## Input rows
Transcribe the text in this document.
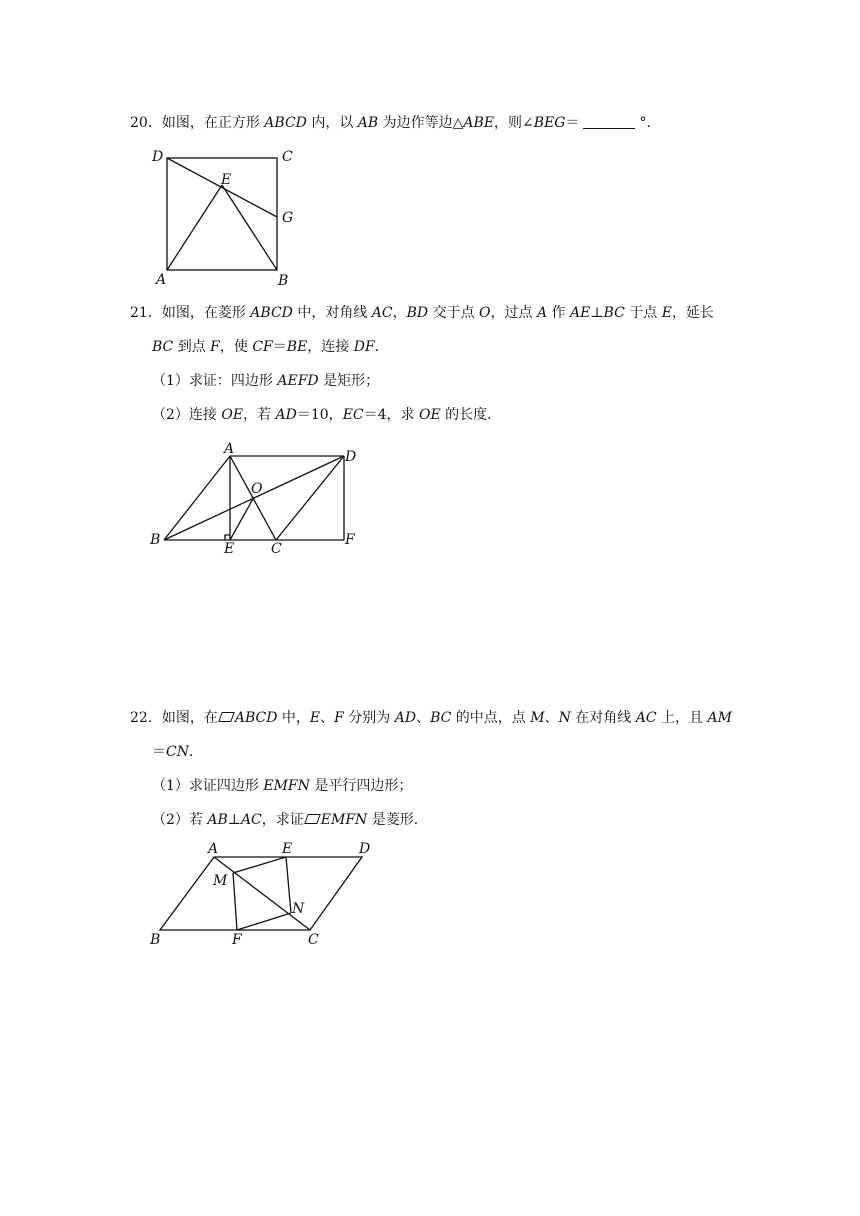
20．如图，在正方形 ABCD 内，以 AB 为边作等边△ABE，则∠BEG＝	°．
D	C
E
G
A	B
21．如图，在菱形 ABCD 中，对角线 AC，BD 交于点 O，过点 A 作 AE⊥BC 于点 E，延长
BC 到点 F，使 CF＝BE，连接 DF．
（1）求证：四边形 AEFD 是矩形；
（2）连接 OE，若 AD＝10，EC＝4，求 OE 的长度．
A	D
O
B
E	C
F
22．如图，在 ABCD 中，E、F 分别为 AD、BC 的中点，点 M、N 在对角线 AC 上，且 AM
＝CN．
（1）求证四边形 EMFN 是平行四边形；
（2）若 AB⊥AC，求证 EMFN 是菱形．
A	E	D
M
N
B	F	C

## Objective
Gather each line in the data that holds the string "ABCD".

## Exercise solution
20．如图，在正方形 ABCD 内，以 AB 为边作等边△ABE，则∠BEG＝	°．
21．如图，在菱形 ABCD 中，对角线 AC，BD 交于点 O，过点 A 作 AE⊥BC 于点 E，延长
22．如图，在 ABCD 中，E、F 分别为 AD、BC 的中点，点 M、N 在对角线 AC 上，且 AM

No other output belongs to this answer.